### WHAT IS EXPECTED
Every entry needs to be printed exactly, please.

### PROVIDED DATA
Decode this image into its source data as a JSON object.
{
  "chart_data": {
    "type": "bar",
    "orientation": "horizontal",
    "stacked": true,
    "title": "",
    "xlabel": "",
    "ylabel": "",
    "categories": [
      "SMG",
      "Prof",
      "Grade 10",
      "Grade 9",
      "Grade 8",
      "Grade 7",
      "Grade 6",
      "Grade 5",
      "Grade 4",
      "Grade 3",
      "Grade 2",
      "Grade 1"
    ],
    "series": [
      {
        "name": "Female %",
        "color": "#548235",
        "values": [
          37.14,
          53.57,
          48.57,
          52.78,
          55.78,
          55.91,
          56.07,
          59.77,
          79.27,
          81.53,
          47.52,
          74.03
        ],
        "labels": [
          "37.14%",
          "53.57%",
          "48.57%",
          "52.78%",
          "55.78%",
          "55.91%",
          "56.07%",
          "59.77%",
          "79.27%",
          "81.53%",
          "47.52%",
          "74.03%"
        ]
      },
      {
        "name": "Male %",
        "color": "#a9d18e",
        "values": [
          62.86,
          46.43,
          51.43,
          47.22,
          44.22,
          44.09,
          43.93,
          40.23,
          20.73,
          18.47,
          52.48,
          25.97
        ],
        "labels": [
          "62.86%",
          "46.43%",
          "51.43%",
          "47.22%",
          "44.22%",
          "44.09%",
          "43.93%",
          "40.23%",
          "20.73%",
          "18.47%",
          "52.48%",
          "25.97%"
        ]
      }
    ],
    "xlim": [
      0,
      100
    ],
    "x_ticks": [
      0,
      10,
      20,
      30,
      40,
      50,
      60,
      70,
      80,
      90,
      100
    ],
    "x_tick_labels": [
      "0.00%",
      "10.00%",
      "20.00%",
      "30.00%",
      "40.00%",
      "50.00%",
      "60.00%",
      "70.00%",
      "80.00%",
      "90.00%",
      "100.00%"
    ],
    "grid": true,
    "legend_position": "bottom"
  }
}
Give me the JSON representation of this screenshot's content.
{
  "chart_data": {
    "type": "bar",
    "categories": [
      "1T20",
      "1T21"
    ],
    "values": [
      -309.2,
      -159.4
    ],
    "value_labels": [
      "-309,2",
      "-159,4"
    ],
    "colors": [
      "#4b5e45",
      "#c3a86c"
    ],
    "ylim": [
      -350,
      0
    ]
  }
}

### FINAL ANSWER
Decode this image into its source data as a JSON object.
{
  "chart_data": {
    "type": "bar",
    "orientation": "horizontal",
    "stacked": true,
    "title": "",
    "xlabel": "",
    "ylabel": "",
    "categories": [
      "SMG",
      "Prof",
      "Grade 10",
      "Grade 9",
      "Grade 8",
      "Grade 7",
      "Grade 6",
      "Grade 5",
      "Grade 4",
      "Grade 3",
      "Grade 2",
      "Grade 1"
    ],
    "series": [
      {
        "name": "Female %",
        "color": "#548235",
        "values": [
          37.14,
          53.57,
          48.57,
          52.78,
          55.78,
          55.91,
          56.07,
          59.77,
          79.27,
          81.53,
          47.52,
          74.03
        ],
        "labels": [
          "37.14%",
          "53.57%",
          "48.57%",
          "52.78%",
          "55.78%",
          "55.91%",
          "56.07%",
          "59.77%",
          "79.27%",
          "81.53%",
          "47.52%",
          "74.03%"
        ]
      },
      {
        "name": "Male %",
        "color": "#a9d18e",
        "values": [
          62.86,
          46.43,
          51.43,
          47.22,
          44.22,
          44.09,
          43.93,
          40.23,
          20.73,
          18.47,
          52.48,
          25.97
        ],
        "labels": [
          "62.86%",
          "46.43%",
          "51.43%",
          "47.22%",
          "44.22%",
          "44.09%",
          "43.93%",
          "40.23%",
          "20.73%",
          "18.47%",
          "52.48%",
          "25.97%"
        ]
      }
    ],
    "xlim": [
      0,
      100
    ],
    "x_ticks": [
      0,
      10,
      20,
      30,
      40,
      50,
      60,
      70,
      80,
      90,
      100
    ],
    "x_tick_labels": [
      "0.00%",
      "10.00%",
      "20.00%",
      "30.00%",
      "40.00%",
      "50.00%",
      "60.00%",
      "70.00%",
      "80.00%",
      "90.00%",
      "100.00%"
    ],
    "grid": true,
    "legend_position": "bottom"
  }
}
Give me the JSON representation of this screenshot's content.
{
  "chart_data": {
    "type": "bar",
    "categories": [
      "1T20",
      "1T21"
    ],
    "values": [
      -309.2,
      -159.4
    ],
    "value_labels": [
      "-309,2",
      "-159,4"
    ],
    "colors": [
      "#4b5e45",
      "#c3a86c"
    ],
    "ylim": [
      -350,
      0
    ]
  }
}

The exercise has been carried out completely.